▶ _INSTRUCTIONS TO FOLLOW_
Where the data below has the string "name", return the whole line.

[Extracts from a graphics dataset]
— begin —

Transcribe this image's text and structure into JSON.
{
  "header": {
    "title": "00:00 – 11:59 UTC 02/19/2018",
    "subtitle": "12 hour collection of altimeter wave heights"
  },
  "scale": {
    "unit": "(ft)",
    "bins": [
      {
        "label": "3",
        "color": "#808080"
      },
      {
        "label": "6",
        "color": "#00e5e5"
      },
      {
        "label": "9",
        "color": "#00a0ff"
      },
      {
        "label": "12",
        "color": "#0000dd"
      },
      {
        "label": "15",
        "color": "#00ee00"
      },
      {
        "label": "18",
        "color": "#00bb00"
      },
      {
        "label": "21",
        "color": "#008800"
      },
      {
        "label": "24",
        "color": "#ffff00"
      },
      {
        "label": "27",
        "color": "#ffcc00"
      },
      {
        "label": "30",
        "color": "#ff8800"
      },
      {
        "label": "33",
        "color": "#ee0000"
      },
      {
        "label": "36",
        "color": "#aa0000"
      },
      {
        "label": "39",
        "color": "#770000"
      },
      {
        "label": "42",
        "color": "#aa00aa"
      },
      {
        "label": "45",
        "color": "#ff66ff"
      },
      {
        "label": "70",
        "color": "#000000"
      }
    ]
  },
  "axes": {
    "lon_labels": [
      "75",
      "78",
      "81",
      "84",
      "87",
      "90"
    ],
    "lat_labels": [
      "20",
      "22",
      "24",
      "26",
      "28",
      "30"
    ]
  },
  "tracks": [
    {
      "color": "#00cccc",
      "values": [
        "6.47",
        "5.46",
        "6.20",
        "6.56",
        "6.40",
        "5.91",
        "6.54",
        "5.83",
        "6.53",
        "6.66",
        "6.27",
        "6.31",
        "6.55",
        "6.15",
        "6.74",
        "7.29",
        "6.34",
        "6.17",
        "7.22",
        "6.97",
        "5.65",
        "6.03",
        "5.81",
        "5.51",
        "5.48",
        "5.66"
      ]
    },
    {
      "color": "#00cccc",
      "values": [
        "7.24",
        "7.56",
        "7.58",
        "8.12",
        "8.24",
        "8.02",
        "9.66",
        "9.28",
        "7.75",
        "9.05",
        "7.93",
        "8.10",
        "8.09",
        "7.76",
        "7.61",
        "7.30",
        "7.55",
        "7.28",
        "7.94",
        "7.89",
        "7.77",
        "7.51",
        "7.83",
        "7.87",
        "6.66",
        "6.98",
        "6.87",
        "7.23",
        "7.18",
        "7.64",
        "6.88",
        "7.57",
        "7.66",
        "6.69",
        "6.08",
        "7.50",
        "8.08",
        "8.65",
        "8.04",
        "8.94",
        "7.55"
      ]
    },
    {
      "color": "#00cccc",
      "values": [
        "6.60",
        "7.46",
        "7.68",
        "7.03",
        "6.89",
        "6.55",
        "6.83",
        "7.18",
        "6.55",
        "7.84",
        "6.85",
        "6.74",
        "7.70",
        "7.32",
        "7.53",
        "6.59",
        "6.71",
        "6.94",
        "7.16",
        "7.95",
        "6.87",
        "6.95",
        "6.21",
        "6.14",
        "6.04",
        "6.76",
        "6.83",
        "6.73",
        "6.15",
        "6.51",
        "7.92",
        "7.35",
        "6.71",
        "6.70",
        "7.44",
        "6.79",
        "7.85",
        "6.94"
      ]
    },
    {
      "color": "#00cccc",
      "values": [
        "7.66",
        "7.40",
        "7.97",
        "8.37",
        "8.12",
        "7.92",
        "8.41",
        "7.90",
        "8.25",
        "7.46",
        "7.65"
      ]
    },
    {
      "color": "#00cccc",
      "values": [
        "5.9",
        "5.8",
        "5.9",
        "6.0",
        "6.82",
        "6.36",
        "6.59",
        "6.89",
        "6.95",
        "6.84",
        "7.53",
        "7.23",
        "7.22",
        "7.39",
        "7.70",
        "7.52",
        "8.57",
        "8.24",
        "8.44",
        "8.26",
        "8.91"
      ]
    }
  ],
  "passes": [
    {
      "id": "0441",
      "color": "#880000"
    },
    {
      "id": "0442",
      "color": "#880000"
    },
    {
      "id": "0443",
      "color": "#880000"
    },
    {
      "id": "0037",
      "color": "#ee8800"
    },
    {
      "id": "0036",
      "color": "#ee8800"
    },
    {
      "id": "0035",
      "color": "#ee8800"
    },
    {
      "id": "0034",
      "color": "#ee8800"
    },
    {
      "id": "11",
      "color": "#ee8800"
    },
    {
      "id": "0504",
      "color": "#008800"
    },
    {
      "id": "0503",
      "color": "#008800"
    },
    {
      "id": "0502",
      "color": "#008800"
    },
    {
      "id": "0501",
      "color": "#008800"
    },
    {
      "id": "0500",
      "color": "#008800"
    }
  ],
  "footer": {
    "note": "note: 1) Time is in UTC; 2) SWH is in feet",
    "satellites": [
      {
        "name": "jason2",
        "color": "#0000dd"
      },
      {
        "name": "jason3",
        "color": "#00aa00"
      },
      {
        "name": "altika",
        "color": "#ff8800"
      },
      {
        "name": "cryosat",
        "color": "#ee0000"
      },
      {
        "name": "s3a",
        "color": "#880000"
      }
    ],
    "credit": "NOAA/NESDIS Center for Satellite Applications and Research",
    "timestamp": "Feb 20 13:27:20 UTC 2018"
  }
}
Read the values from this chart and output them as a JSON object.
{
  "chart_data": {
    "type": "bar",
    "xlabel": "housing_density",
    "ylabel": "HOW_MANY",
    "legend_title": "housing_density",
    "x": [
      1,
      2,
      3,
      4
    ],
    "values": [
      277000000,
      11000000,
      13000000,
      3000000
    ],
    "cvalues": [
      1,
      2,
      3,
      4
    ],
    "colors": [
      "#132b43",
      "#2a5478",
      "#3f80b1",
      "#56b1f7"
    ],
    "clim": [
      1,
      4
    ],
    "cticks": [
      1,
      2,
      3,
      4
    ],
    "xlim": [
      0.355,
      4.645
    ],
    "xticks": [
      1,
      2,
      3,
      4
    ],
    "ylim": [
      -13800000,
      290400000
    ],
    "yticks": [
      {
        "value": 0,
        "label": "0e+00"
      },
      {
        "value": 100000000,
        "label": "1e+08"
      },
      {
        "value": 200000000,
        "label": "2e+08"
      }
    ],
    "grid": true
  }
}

— end —
— begin —

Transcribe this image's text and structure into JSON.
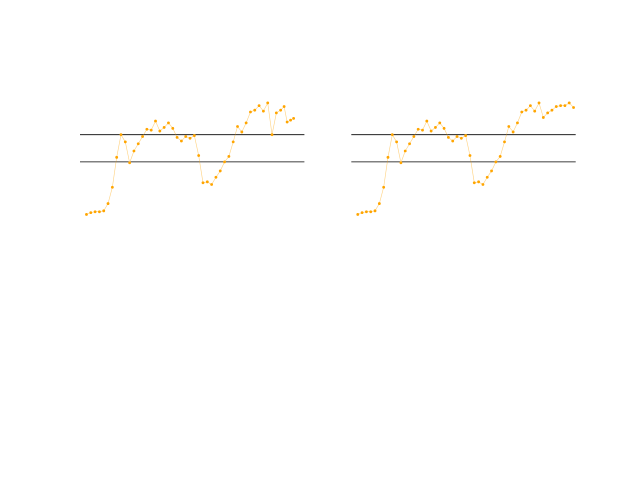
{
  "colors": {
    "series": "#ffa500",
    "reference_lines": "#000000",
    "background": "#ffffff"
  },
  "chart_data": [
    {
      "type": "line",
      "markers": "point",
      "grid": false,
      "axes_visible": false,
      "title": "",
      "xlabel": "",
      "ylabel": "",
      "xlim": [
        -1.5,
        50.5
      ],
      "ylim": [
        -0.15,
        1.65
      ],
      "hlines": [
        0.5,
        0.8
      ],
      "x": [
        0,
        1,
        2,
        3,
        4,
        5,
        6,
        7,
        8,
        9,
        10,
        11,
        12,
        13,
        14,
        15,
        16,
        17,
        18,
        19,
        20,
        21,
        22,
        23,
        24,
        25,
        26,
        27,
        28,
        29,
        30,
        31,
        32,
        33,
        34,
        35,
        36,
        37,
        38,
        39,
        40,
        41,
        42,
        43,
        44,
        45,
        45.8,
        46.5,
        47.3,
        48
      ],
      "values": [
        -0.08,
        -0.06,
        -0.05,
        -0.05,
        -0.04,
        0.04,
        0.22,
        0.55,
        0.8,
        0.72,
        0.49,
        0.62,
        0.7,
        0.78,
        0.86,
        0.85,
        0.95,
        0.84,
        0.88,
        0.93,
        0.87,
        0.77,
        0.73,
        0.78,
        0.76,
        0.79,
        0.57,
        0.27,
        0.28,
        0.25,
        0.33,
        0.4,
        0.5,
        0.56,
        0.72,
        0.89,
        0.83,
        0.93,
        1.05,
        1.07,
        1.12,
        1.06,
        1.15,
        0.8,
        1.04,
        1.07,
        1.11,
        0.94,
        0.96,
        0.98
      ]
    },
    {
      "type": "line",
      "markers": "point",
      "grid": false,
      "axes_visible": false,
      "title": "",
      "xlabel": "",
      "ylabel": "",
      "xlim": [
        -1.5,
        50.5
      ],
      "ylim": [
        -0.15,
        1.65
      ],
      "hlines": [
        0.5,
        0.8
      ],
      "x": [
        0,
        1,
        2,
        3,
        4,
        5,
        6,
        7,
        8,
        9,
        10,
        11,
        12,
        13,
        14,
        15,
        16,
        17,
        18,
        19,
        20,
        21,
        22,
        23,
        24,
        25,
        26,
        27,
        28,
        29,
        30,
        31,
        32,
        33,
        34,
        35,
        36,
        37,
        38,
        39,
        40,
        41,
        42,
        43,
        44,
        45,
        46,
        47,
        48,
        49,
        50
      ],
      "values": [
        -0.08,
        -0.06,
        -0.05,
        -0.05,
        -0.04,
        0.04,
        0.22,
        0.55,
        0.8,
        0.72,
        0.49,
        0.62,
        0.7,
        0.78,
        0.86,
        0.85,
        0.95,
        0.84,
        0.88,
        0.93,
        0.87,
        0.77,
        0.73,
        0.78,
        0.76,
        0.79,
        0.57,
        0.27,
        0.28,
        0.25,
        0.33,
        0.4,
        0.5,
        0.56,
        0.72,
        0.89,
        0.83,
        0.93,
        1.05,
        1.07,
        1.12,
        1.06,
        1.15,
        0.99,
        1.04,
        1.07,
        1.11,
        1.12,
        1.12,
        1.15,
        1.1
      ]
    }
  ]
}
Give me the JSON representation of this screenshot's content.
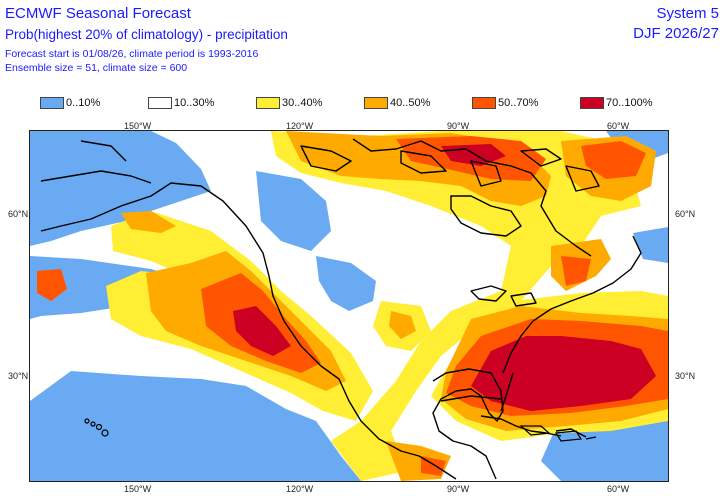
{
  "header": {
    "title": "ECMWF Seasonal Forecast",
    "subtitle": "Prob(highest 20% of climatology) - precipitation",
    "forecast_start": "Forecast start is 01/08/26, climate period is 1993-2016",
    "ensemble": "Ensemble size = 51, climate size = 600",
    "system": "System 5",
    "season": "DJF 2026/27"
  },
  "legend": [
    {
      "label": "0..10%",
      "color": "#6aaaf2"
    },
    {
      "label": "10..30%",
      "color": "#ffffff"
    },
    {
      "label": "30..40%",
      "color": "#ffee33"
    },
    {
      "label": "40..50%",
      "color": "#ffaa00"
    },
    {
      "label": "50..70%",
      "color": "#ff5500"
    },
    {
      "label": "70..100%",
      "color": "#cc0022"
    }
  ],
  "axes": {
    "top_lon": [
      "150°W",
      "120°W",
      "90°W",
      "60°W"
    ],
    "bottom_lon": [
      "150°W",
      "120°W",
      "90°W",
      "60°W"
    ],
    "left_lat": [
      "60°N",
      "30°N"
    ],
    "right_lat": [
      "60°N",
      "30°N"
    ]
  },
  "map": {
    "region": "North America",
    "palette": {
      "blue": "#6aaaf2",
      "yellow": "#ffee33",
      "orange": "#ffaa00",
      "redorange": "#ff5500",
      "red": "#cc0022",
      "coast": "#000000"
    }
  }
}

— end —

▶ _RESULT OF THIS EXERCISE_
        "name": "jason2",
        "name": "jason3",
        "name": "altika",
        "name": "cryosat",
        "name": "s3a",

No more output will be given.